Stored data:
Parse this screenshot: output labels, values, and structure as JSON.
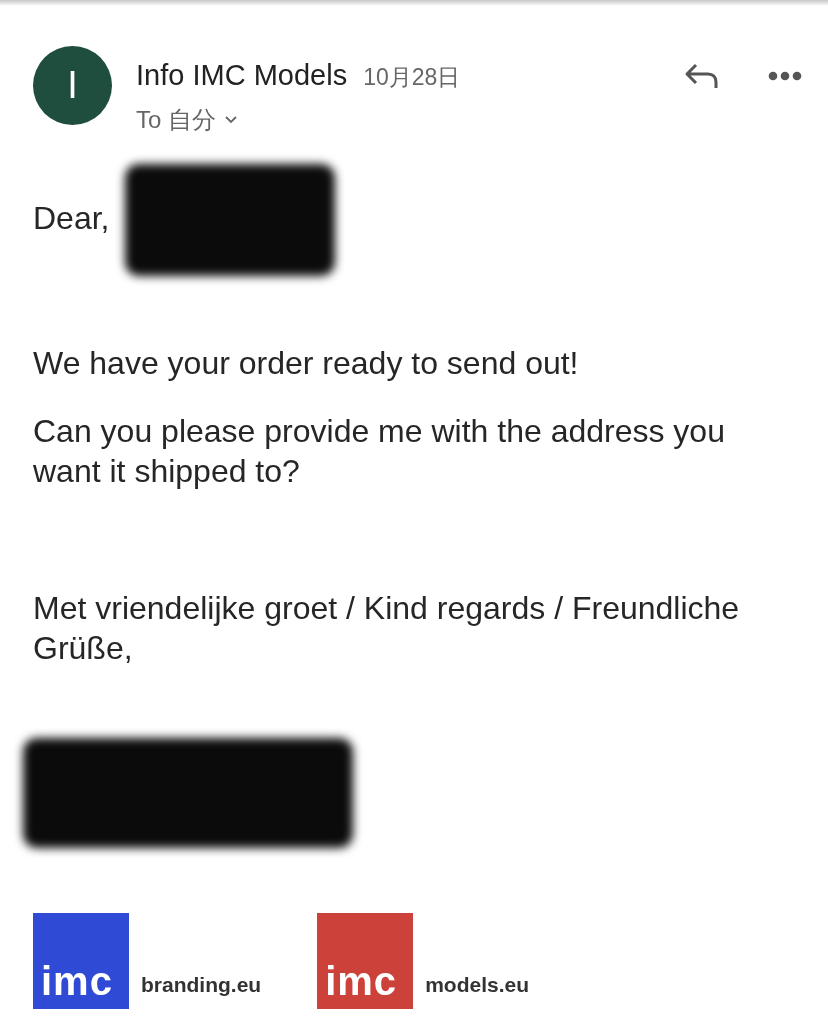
{
  "sender": {
    "avatar_letter": "I",
    "name": "Info IMC Models",
    "date": "10月28日",
    "recipient_label": "To",
    "recipient": "自分"
  },
  "body": {
    "greeting": "Dear,",
    "paragraphs": [
      "We have your order ready to send out!",
      "Can you please provide me with the address you want it shipped to?"
    ],
    "closing": "Met vriendelijke groet / Kind regards / Freundliche Grüße,"
  },
  "logos": [
    {
      "mark": "imc",
      "domain": "branding.eu",
      "color": "#2f4bd6"
    },
    {
      "mark": "imc",
      "domain": "models.eu",
      "color": "#cc423a"
    }
  ]
}
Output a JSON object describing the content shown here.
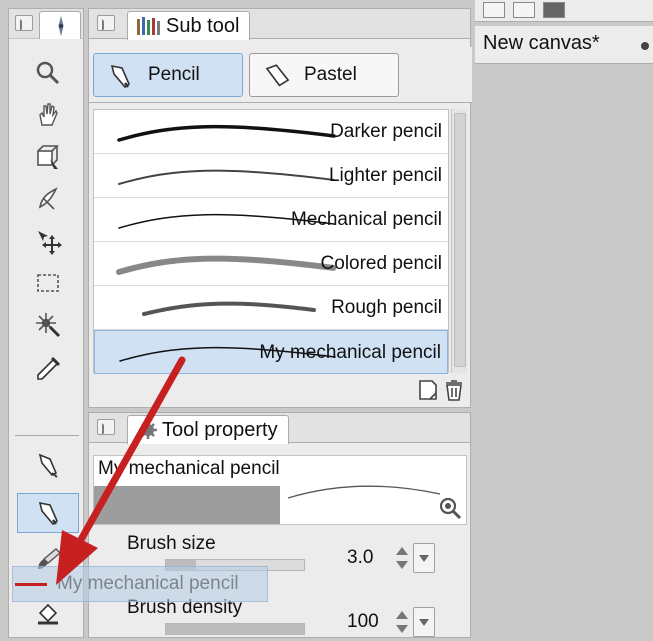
{
  "subtool_panel": {
    "title": "Sub tool",
    "groups": [
      {
        "label": "Pencil",
        "icon": "pencil-icon",
        "active": true
      },
      {
        "label": "Pastel",
        "icon": "pastel-icon",
        "active": false
      }
    ],
    "brushes": [
      {
        "label": "Darker pencil",
        "selected": false
      },
      {
        "label": "Lighter pencil",
        "selected": false
      },
      {
        "label": "Mechanical pencil",
        "selected": false
      },
      {
        "label": "Colored pencil",
        "selected": false
      },
      {
        "label": "Rough pencil",
        "selected": false
      },
      {
        "label": "My mechanical pencil",
        "selected": true
      }
    ]
  },
  "toolprop_panel": {
    "title": "Tool property",
    "preview_name": "My mechanical pencil",
    "props": [
      {
        "label": "Brush size",
        "value": "3.0"
      },
      {
        "label": "Brush density",
        "value": "100"
      }
    ]
  },
  "canvas": {
    "tab_label": "New canvas*"
  },
  "drag": {
    "ghost_label": "My mechanical pencil",
    "arrow_color": "#c62020"
  },
  "colors": {
    "selection": "#cfe1f3",
    "panel_bg": "#ececec",
    "canvas_bg": "#c9c9c9"
  }
}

Task objective - Leave out the pictures and return every record word for word.

Solution for this task -
Parse this screenshot: output labels, values, and structure as JSON.
{
  "sender": {
    "avatar_letter": "I",
    "name": "Info IMC Models",
    "date": "10月28日",
    "recipient_label": "To",
    "recipient": "自分"
  },
  "body": {
    "greeting": "Dear,",
    "paragraphs": [
      "We have your order ready to send out!",
      "Can you please provide me with the address you want it shipped to?"
    ],
    "closing": "Met vriendelijke groet / Kind regards / Freundliche Grüße,"
  },
  "logos": [
    {
      "mark": "imc",
      "domain": "branding.eu",
      "color": "#2f4bd6"
    },
    {
      "mark": "imc",
      "domain": "models.eu",
      "color": "#cc423a"
    }
  ]
}
Output a JSON object describing the content shown here.
{
  "subtool_panel": {
    "title": "Sub tool",
    "groups": [
      {
        "label": "Pencil",
        "icon": "pencil-icon",
        "active": true
      },
      {
        "label": "Pastel",
        "icon": "pastel-icon",
        "active": false
      }
    ],
    "brushes": [
      {
        "label": "Darker pencil",
        "selected": false
      },
      {
        "label": "Lighter pencil",
        "selected": false
      },
      {
        "label": "Mechanical pencil",
        "selected": false
      },
      {
        "label": "Colored pencil",
        "selected": false
      },
      {
        "label": "Rough pencil",
        "selected": false
      },
      {
        "label": "My mechanical pencil",
        "selected": true
      }
    ]
  },
  "toolprop_panel": {
    "title": "Tool property",
    "preview_name": "My mechanical pencil",
    "props": [
      {
        "label": "Brush size",
        "value": "3.0"
      },
      {
        "label": "Brush density",
        "value": "100"
      }
    ]
  },
  "canvas": {
    "tab_label": "New canvas*"
  },
  "drag": {
    "ghost_label": "My mechanical pencil",
    "arrow_color": "#c62020"
  },
  "colors": {
    "selection": "#cfe1f3",
    "panel_bg": "#ececec",
    "canvas_bg": "#c9c9c9"
  }
}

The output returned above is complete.